--- start STORED RECORDS ---
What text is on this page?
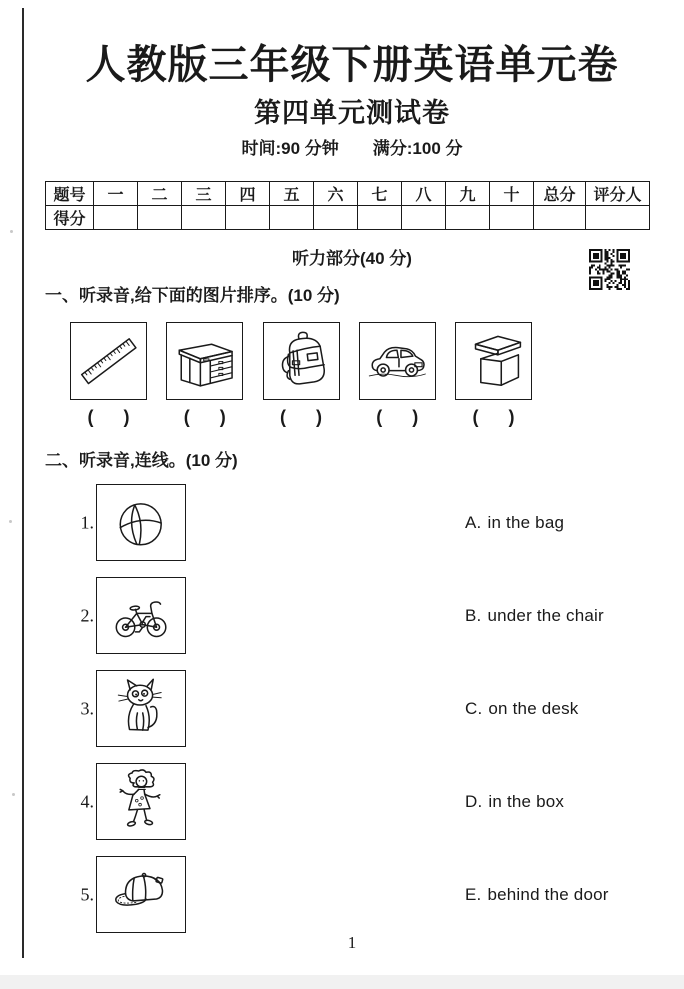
人教版三年级下册英语单元卷
第四单元测试卷
时间:90 分钟 满分:100 分
题号	一	二	三	四	五	六	七	八	九	十	总分	评分人
得分												
听力部分(40 分)
一、听录音,给下面的图片排序。(10 分)
( )	( )	( )	( )	( )
二、听录音,连线。(10 分)
1.	A. in the bag
2.	B. under the chair
3.	C. on the desk
4.	D. in the box
5.	E. behind the door
1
--- end STORED RECORDS ---
**TASK BRIEF:** What you return should match the records above word for word, minus the pictures.

**THE COMPLETED TASK:**
What text is on this page?
人教版三年级下册英语单元卷
第四单元测试卷
时间:90 分钟 满分:100 分
题号	一	二	三	四	五	六	七	八	九	十	总分	评分人
得分												
听力部分(40 分)
一、听录音,给下面的图片排序。(10 分)
( )	( )	( )	( )	( )
二、听录音,连线。(10 分)
1.	A. in the bag
2.	B. under the chair
3.	C. on the desk
4.	D. in the box
5.	E. behind the door
1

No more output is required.